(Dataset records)
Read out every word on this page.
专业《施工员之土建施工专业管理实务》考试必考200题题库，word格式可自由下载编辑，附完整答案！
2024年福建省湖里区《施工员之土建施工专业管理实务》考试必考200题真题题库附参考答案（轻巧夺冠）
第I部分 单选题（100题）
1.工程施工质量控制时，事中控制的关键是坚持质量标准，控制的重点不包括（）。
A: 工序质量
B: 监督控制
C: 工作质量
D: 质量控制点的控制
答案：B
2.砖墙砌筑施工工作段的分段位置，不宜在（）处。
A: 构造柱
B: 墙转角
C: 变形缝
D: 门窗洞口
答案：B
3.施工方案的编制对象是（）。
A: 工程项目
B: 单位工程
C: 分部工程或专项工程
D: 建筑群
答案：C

...

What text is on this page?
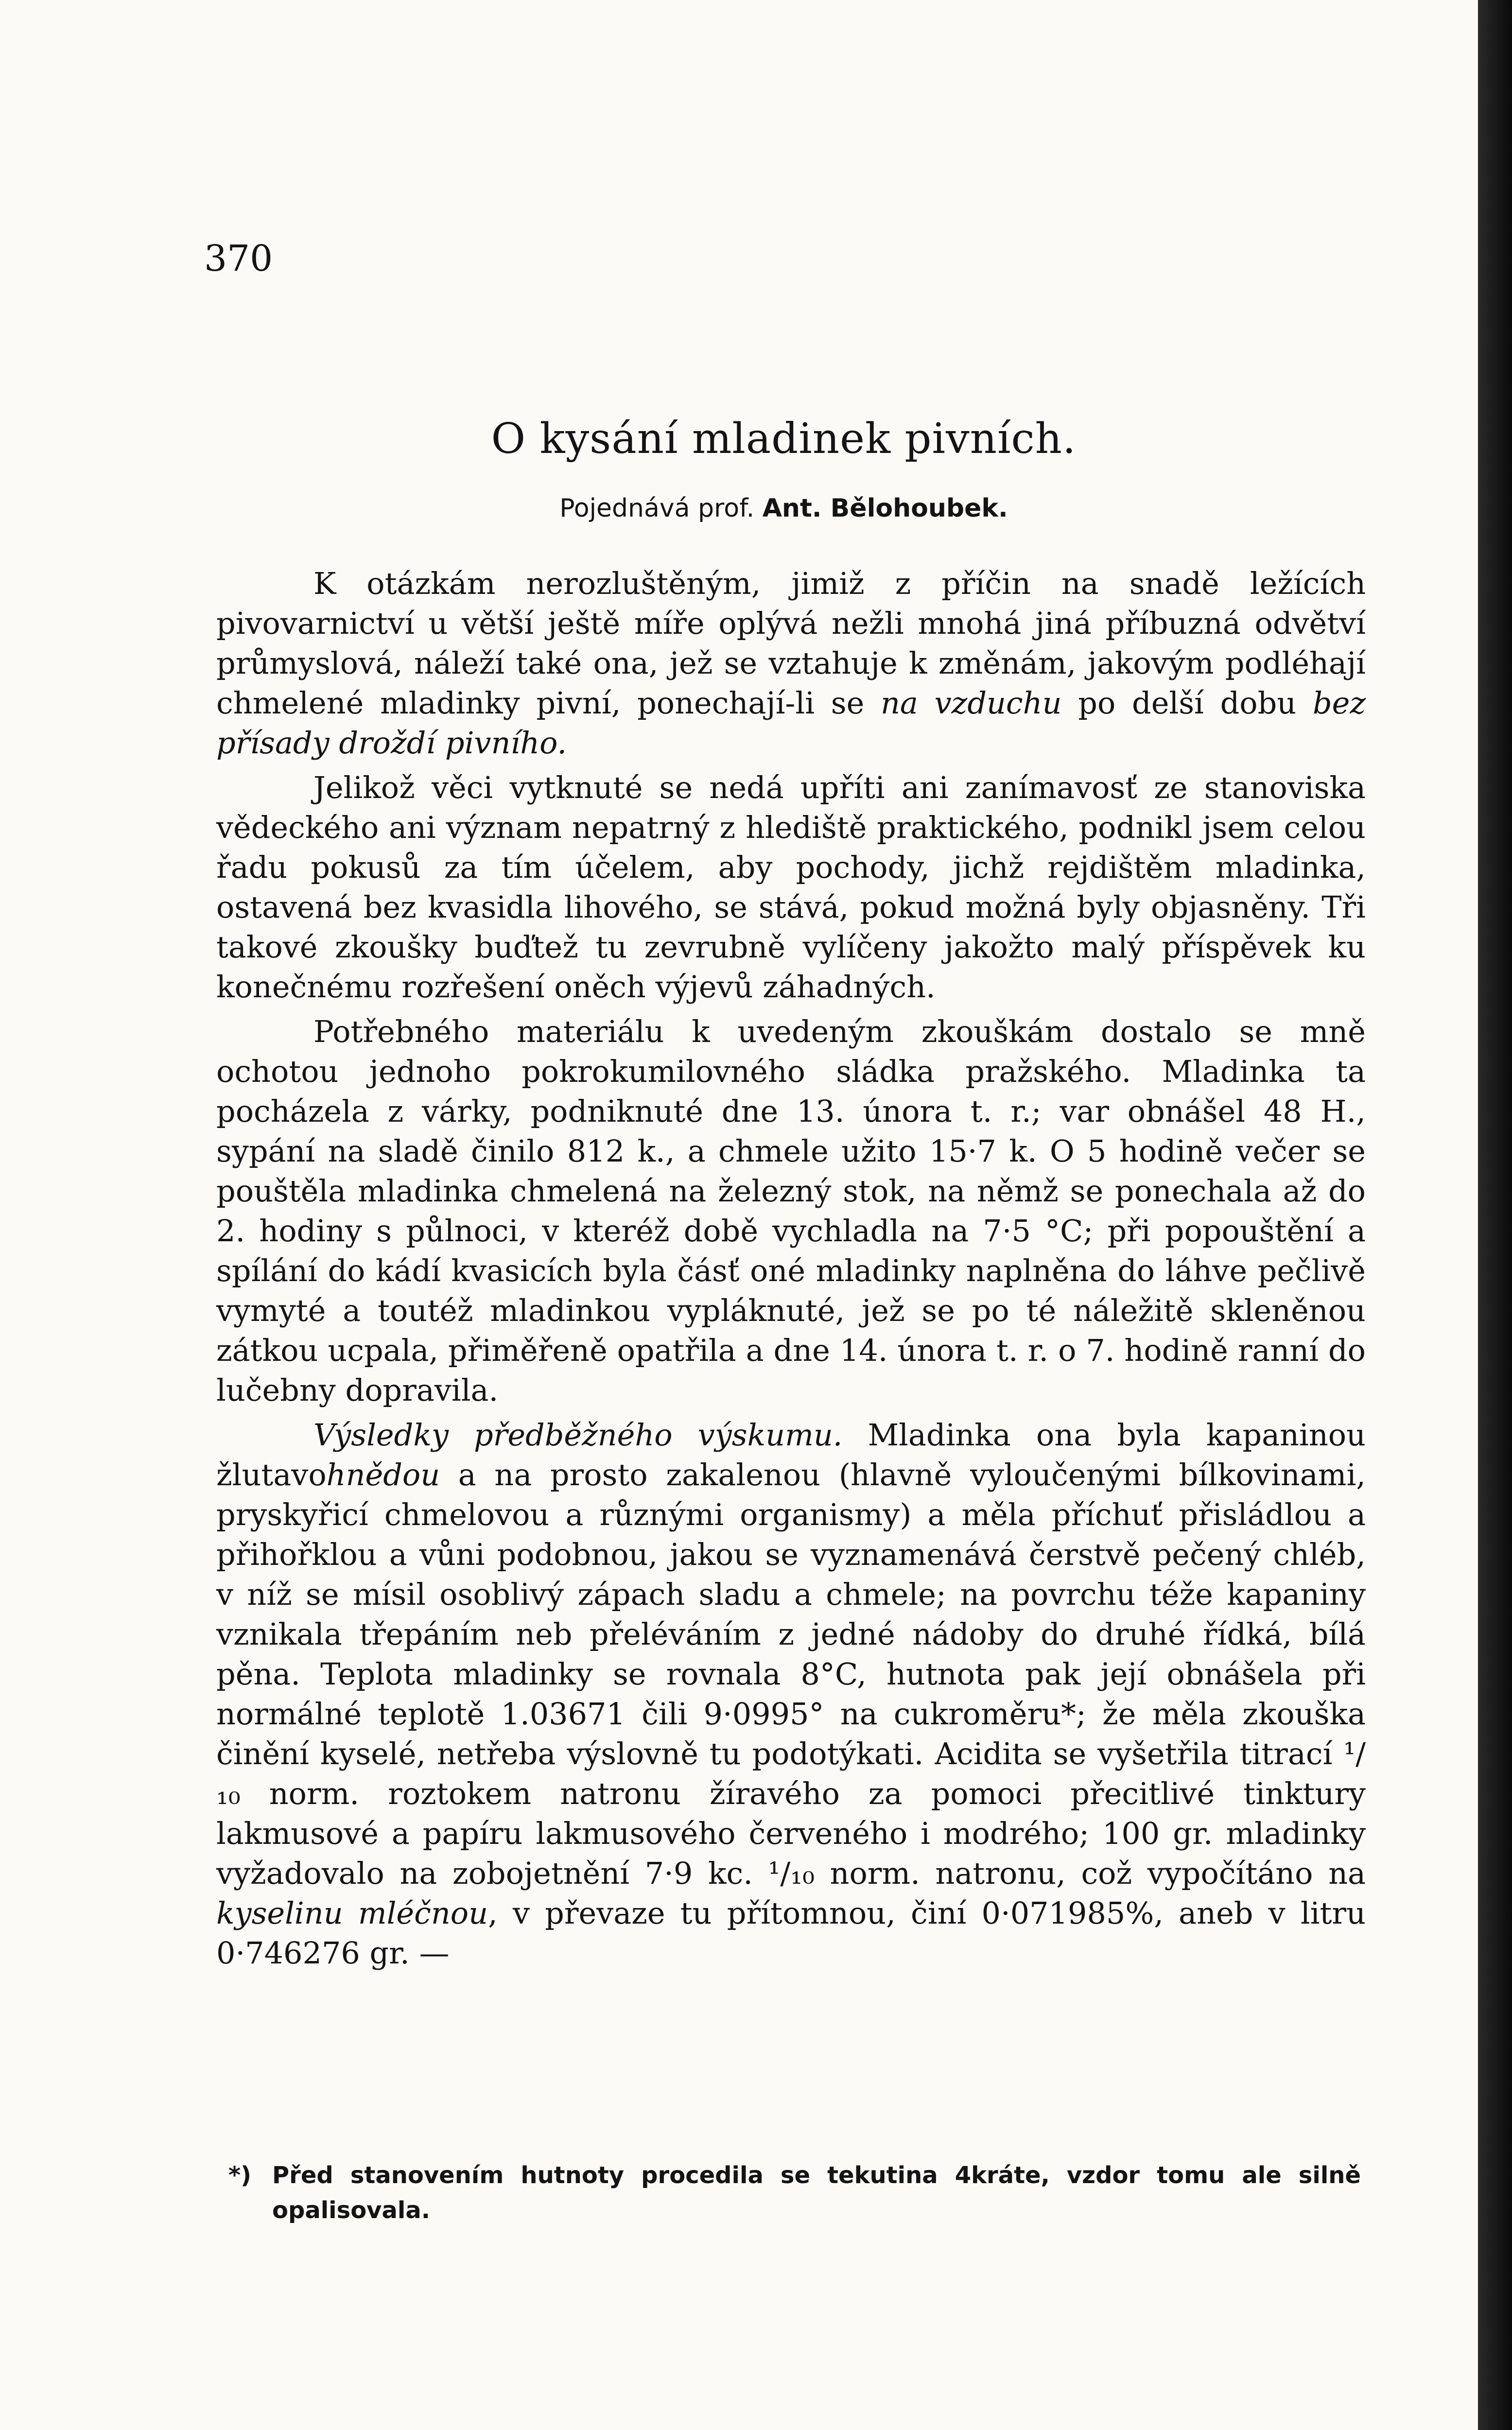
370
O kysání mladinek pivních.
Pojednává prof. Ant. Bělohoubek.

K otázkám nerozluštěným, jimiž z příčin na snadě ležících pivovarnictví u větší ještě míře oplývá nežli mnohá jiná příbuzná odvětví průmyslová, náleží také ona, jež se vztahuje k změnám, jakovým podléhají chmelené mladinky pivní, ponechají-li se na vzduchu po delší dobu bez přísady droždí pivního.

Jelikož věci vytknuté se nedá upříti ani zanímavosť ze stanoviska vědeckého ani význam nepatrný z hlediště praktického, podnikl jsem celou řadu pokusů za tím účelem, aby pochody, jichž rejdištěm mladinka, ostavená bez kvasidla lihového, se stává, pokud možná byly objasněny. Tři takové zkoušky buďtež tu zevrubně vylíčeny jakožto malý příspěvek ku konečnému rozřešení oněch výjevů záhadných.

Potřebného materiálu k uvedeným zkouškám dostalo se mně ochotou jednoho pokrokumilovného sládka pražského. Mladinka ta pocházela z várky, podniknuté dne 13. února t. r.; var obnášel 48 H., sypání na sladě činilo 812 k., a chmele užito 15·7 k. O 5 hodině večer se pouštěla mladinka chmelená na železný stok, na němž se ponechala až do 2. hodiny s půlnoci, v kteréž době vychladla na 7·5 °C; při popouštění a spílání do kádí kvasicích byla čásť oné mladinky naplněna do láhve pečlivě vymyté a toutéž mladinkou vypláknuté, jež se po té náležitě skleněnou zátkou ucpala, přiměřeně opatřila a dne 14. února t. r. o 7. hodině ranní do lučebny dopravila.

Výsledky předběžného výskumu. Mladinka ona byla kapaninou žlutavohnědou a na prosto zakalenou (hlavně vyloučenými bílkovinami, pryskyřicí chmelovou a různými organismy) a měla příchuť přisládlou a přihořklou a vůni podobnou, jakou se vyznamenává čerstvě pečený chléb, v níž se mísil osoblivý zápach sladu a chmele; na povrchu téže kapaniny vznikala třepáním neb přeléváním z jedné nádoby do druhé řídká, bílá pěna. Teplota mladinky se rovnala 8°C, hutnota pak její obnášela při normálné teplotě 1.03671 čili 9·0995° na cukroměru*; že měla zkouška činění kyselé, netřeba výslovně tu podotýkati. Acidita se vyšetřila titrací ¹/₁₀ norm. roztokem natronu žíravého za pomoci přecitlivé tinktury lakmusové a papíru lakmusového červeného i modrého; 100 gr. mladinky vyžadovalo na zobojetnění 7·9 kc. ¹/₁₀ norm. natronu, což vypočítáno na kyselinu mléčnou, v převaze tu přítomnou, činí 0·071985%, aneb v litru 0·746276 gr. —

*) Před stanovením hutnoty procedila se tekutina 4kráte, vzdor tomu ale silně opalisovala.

* AIM OF THE TASK: Return only the number of lines in the data that contain "page".

* RESULT FOR THIS TASK: 2